§ WHAT THE TASK ASKS
For the listing below, give the count of lines containing "page", and no other text.
+===+
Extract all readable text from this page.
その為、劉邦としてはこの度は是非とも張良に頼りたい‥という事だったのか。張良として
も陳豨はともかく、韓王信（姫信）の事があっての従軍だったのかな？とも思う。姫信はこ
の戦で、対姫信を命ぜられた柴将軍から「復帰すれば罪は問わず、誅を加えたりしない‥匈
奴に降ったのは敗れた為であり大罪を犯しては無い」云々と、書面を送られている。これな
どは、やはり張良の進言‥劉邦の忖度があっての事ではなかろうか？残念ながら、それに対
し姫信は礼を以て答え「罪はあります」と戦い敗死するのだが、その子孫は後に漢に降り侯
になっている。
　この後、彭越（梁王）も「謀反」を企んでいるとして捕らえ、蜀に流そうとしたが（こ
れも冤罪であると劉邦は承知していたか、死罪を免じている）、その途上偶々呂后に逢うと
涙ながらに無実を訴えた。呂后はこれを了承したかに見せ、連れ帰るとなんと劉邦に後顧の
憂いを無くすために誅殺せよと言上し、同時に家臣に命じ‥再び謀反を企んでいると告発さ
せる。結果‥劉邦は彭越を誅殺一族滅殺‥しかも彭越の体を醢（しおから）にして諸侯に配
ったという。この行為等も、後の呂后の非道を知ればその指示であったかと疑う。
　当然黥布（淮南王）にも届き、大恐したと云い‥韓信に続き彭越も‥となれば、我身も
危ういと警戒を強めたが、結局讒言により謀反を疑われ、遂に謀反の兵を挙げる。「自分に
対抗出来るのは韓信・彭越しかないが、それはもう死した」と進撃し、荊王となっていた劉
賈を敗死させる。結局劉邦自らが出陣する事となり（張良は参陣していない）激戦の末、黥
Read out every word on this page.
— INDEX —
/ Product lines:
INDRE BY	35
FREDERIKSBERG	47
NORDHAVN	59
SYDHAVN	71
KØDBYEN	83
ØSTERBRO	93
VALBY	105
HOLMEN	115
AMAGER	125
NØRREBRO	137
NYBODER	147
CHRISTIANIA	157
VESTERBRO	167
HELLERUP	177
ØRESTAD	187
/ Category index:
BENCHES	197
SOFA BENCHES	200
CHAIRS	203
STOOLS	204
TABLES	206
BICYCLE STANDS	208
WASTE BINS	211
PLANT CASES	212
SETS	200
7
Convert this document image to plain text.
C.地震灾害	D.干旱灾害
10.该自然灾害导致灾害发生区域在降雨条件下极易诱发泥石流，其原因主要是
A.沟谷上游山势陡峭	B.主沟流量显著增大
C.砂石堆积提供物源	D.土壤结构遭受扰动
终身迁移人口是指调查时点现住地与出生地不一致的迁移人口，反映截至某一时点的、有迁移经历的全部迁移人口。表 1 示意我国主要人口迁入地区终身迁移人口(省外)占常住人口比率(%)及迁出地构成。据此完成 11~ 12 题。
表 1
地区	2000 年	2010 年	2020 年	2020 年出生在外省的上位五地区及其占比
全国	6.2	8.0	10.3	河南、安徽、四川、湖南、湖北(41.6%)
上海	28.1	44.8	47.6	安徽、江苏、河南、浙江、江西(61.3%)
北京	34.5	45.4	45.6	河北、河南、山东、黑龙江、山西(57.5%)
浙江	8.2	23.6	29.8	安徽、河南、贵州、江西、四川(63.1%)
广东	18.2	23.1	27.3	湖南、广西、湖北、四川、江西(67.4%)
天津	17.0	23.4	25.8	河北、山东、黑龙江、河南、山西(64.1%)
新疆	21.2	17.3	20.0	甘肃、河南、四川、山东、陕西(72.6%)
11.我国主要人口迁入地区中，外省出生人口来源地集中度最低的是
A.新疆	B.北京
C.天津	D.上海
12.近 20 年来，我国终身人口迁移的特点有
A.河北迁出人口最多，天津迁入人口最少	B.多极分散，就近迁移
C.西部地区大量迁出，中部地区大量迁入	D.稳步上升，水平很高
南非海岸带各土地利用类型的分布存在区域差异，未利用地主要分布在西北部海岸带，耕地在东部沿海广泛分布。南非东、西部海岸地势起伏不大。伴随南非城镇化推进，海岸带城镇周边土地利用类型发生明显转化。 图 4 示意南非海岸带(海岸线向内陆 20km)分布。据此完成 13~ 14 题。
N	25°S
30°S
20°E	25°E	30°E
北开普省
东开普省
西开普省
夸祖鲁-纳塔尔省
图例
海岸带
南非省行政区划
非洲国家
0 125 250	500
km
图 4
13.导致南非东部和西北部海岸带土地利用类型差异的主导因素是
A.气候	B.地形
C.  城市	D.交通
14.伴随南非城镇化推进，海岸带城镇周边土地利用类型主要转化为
+===+
§ FULL OUTPUT
2